**Stated goal**
Give every line of the data again, unchanged, but with no pictures.
▽
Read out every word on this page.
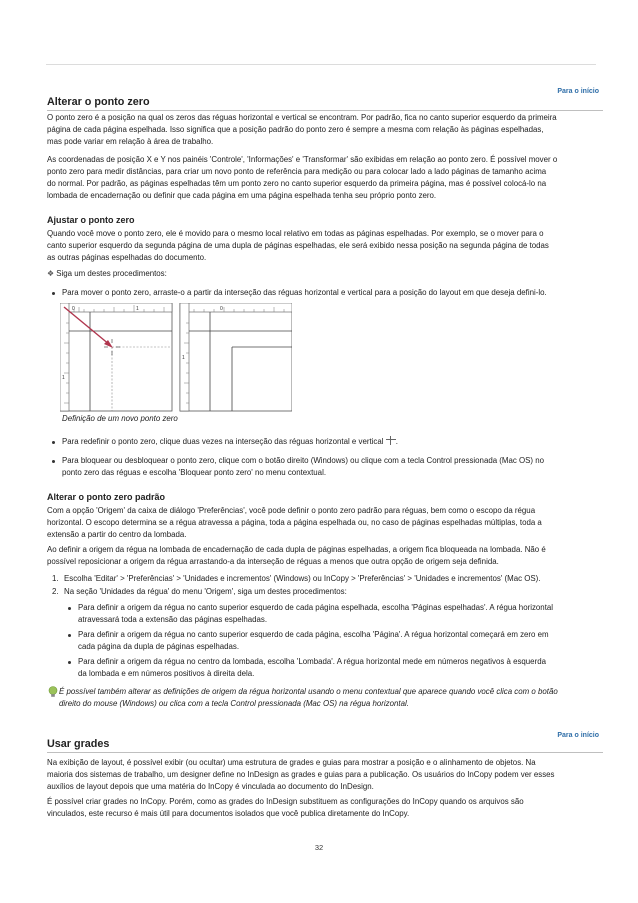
Alterar o ponto zero
Para o início

O ponto zero é a posição na qual os zeros das réguas horizontal e vertical se encontram. Por padrão, fica no canto superior esquerdo da primeira
página de cada página espelhada. Isso significa que a posição padrão do ponto zero é sempre a mesma com relação às páginas espelhadas,
mas pode variar em relação à área de trabalho.

As coordenadas de posição X e Y nos painéis 'Controle', 'Informações' e 'Transformar' são exibidas em relação ao ponto zero. É possível mover o
ponto zero para medir distâncias, para criar um novo ponto de referência para medição ou para colocar lado a lado páginas de tamanho acima
do normal. Por padrão, as páginas espelhadas têm um ponto zero no canto superior esquerdo da primeira página, mas é possível colocá-lo na
lombada de encadernação ou definir que cada página em uma página espelhada tenha seu próprio ponto zero.

Ajustar o ponto zero

Quando você move o ponto zero, ele é movido para o mesmo local relativo em todas as páginas espelhadas. Por exemplo, se o mover para o
canto superior esquerdo da segunda página de uma dupla de páginas espelhadas, ele será exibido nessa posição na segunda página de todas
as outras páginas espelhadas do documento.

❖ Siga um destes procedimentos:

Para mover o ponto zero, arraste-o a partir da interseção das réguas horizontal e vertical para a posição do layout em que deseja defini-lo.

0	1
1
0
1
Definição de um novo ponto zero

Para redefinir o ponto zero, clique duas vezes na interseção das réguas horizontal e vertical .

Para bloquear ou desbloquear o ponto zero, clique com o botão direito (Windows) ou clique com a tecla Control pressionada (Mac OS) no
ponto zero das réguas e escolha 'Bloquear ponto zero' no menu contextual.

Alterar o ponto zero padrão

Com a opção 'Origem' da caixa de diálogo 'Preferências', você pode definir o ponto zero padrão para réguas, bem como o escopo da régua
horizontal. O escopo determina se a régua atravessa a página, toda a página espelhada ou, no caso de páginas espelhadas múltiplas, toda a
extensão a partir do centro da lombada.

Ao definir a origem da régua na lombada de encadernação de cada dupla de páginas espelhadas, a origem fica bloqueada na lombada. Não é
possível reposicionar a origem da régua arrastando-a da interseção de réguas a menos que outra opção de origem seja definida.

1. Escolha 'Editar' > 'Preferências' > 'Unidades e incrementos' (Windows) ou InCopy > 'Preferências' > 'Unidades e incrementos' (Mac OS).

2. Na seção 'Unidades da régua' do menu 'Origem', siga um destes procedimentos:

Para definir a origem da régua no canto superior esquerdo de cada página espelhada, escolha 'Páginas espelhadas'. A régua horizontal
atravessará toda a extensão das páginas espelhadas.

Para definir a origem da régua no canto superior esquerdo de cada página, escolha 'Página'. A régua horizontal começará em zero em
cada página da dupla de páginas espelhadas.

Para definir a origem da régua no centro da lombada, escolha 'Lombada'. A régua horizontal mede em números negativos à esquerda
da lombada e em números positivos à direita dela.

É possível também alterar as definições de origem da régua horizontal usando o menu contextual que aparece quando você clica com o botão
direito do mouse (Windows) ou clica com a tecla Control pressionada (Mac OS) na régua horizontal.

Usar grades
Para o início

Na exibição de layout, é possível exibir (ou ocultar) uma estrutura de grades e guias para mostrar a posição e o alinhamento de objetos. Na
maioria dos sistemas de trabalho, um designer define no InDesign as grades e guias para a publicação. Os usuários do InCopy podem ver esses
auxílios de layout depois que uma matéria do InCopy é vinculada ao documento do InDesign.

É possível criar grades no InCopy. Porém, como as grades do InDesign substituem as configurações do InCopy quando os arquivos são
vinculados, este recurso é mais útil para documentos isolados que você publica diretamente do InCopy.

32
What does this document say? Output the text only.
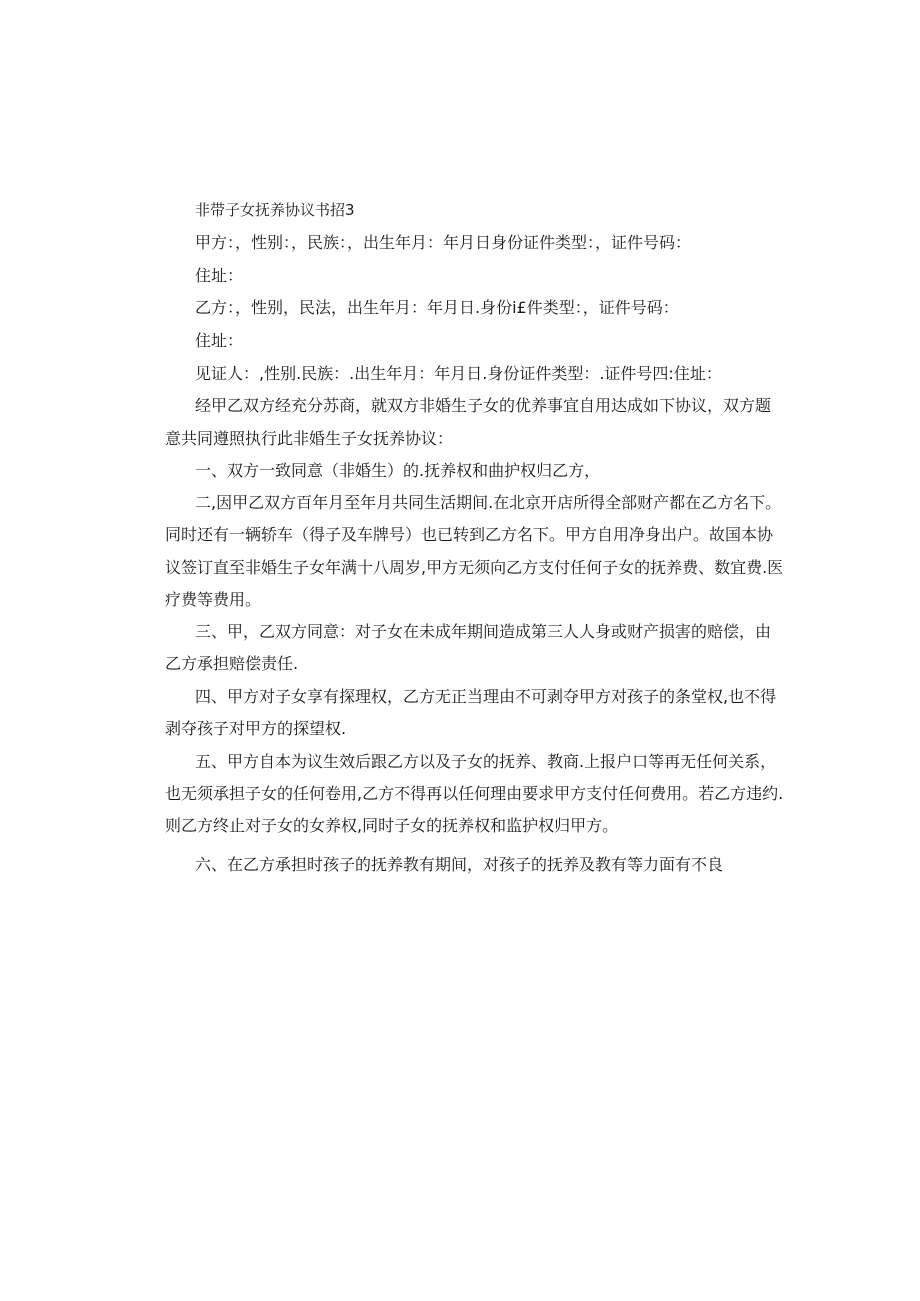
非带子女抚养协议书招3
甲方：，性别：，民族：，出生年月：年月日身份证件类型：，证件号码：
住址：
乙方：，性别，民法，出生年月：年月日.身份i£件类型：，证件号码：
住址：
见证人：,性别.民族：.出生年月：年月日.身份证件类型：.证件号四:住址：
经甲乙双方经充分苏商，就双方非婚生子女的优养事宜自用达成如下协议，双方题
意共同遵照执行此非婚生子女抚养协议：
一、双方一致同意（非婚生）的.抚养权和曲护权归乙方，
二,因甲乙双方百年月至年月共同生活期间.在北京开店所得全部财产都在乙方名下。
同时还有一辆轿车（得子及车牌号）也已转到乙方名下。甲方自用净身出户。故国本协
议签订直至非婚生子女年满十八周岁,甲方无须向乙方支付任何子女的抚养费、数宜费.医
疗费等费用。
三、甲，乙双方同意：对子女在未成年期间造成第三人人身或财产损害的赔偿，由
乙方承担赔偿责任.
四、甲方对子女享有探理权，乙方无正当理由不可剥夺甲方对孩子的条堂权,也不得
剥夺孩子对甲方的探望权.
五、甲方自本为议生效后跟乙方以及子女的抚养、教商.上报户口等再无任何关系，
也无须承担子女的任何卷用,乙方不得再以任何理由要求甲方支付任何费用。若乙方违约.
则乙方终止对子女的女养权,同时子女的抚养权和监护权归甲方。
六、在乙方承担时孩子的抚养教有期间，对孩子的抚养及教有等力面有不良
△
**Task solution**
Read out every word on this page.
Alterar o ponto zero
Para o início

O ponto zero é a posição na qual os zeros das réguas horizontal e vertical se encontram. Por padrão, fica no canto superior esquerdo da primeira
página de cada página espelhada. Isso significa que a posição padrão do ponto zero é sempre a mesma com relação às páginas espelhadas,
mas pode variar em relação à área de trabalho.

As coordenadas de posição X e Y nos painéis 'Controle', 'Informações' e 'Transformar' são exibidas em relação ao ponto zero. É possível mover o
ponto zero para medir distâncias, para criar um novo ponto de referência para medição ou para colocar lado a lado páginas de tamanho acima
do normal. Por padrão, as páginas espelhadas têm um ponto zero no canto superior esquerdo da primeira página, mas é possível colocá-lo na
lombada de encadernação ou definir que cada página em uma página espelhada tenha seu próprio ponto zero.

Ajustar o ponto zero

Quando você move o ponto zero, ele é movido para o mesmo local relativo em todas as páginas espelhadas. Por exemplo, se o mover para o
canto superior esquerdo da segunda página de uma dupla de páginas espelhadas, ele será exibido nessa posição na segunda página de todas
as outras páginas espelhadas do documento.

❖ Siga um destes procedimentos:

Para mover o ponto zero, arraste-o a partir da interseção das réguas horizontal e vertical para a posição do layout em que deseja defini-lo.

0	1
1
0
1
Definição de um novo ponto zero

Para redefinir o ponto zero, clique duas vezes na interseção das réguas horizontal e vertical .

Para bloquear ou desbloquear o ponto zero, clique com o botão direito (Windows) ou clique com a tecla Control pressionada (Mac OS) no
ponto zero das réguas e escolha 'Bloquear ponto zero' no menu contextual.

Alterar o ponto zero padrão

Com a opção 'Origem' da caixa de diálogo 'Preferências', você pode definir o ponto zero padrão para réguas, bem como o escopo da régua
horizontal. O escopo determina se a régua atravessa a página, toda a página espelhada ou, no caso de páginas espelhadas múltiplas, toda a
extensão a partir do centro da lombada.

Ao definir a origem da régua na lombada de encadernação de cada dupla de páginas espelhadas, a origem fica bloqueada na lombada. Não é
possível reposicionar a origem da régua arrastando-a da interseção de réguas a menos que outra opção de origem seja definida.

1. Escolha 'Editar' > 'Preferências' > 'Unidades e incrementos' (Windows) ou InCopy > 'Preferências' > 'Unidades e incrementos' (Mac OS).

2. Na seção 'Unidades da régua' do menu 'Origem', siga um destes procedimentos:

Para definir a origem da régua no canto superior esquerdo de cada página espelhada, escolha 'Páginas espelhadas'. A régua horizontal
atravessará toda a extensão das páginas espelhadas.

Para definir a origem da régua no canto superior esquerdo de cada página, escolha 'Página'. A régua horizontal começará em zero em
cada página da dupla de páginas espelhadas.

Para definir a origem da régua no centro da lombada, escolha 'Lombada'. A régua horizontal mede em números negativos à esquerda
da lombada e em números positivos à direita dela.

É possível também alterar as definições de origem da régua horizontal usando o menu contextual que aparece quando você clica com o botão
direito do mouse (Windows) ou clica com a tecla Control pressionada (Mac OS) na régua horizontal.

Usar grades
Para o início

Na exibição de layout, é possível exibir (ou ocultar) uma estrutura de grades e guias para mostrar a posição e o alinhamento de objetos. Na
maioria dos sistemas de trabalho, um designer define no InDesign as grades e guias para a publicação. Os usuários do InCopy podem ver esses
auxílios de layout depois que uma matéria do InCopy é vinculada ao documento do InDesign.

É possível criar grades no InCopy. Porém, como as grades do InDesign substituem as configurações do InCopy quando os arquivos são
vinculados, este recurso é mais útil para documentos isolados que você publica diretamente do InCopy.

32
What does this document say? Output the text only.
非带子女抚养协议书招3
甲方：，性别：，民族：，出生年月：年月日身份证件类型：，证件号码：
住址：
乙方：，性别，民法，出生年月：年月日.身份i£件类型：，证件号码：
住址：
见证人：,性别.民族：.出生年月：年月日.身份证件类型：.证件号四:住址：
经甲乙双方经充分苏商，就双方非婚生子女的优养事宜自用达成如下协议，双方题
意共同遵照执行此非婚生子女抚养协议：
一、双方一致同意（非婚生）的.抚养权和曲护权归乙方，
二,因甲乙双方百年月至年月共同生活期间.在北京开店所得全部财产都在乙方名下。
同时还有一辆轿车（得子及车牌号）也已转到乙方名下。甲方自用净身出户。故国本协
议签订直至非婚生子女年满十八周岁,甲方无须向乙方支付任何子女的抚养费、数宜费.医
疗费等费用。
三、甲，乙双方同意：对子女在未成年期间造成第三人人身或财产损害的赔偿，由
乙方承担赔偿责任.
四、甲方对子女享有探理权，乙方无正当理由不可剥夺甲方对孩子的条堂权,也不得
剥夺孩子对甲方的探望权.
五、甲方自本为议生效后跟乙方以及子女的抚养、教商.上报户口等再无任何关系，
也无须承担子女的任何卷用,乙方不得再以任何理由要求甲方支付任何费用。若乙方违约.
则乙方终止对子女的女养权,同时子女的抚养权和监护权归甲方。
六、在乙方承担时孩子的抚养教有期间，对孩子的抚养及教有等力面有不良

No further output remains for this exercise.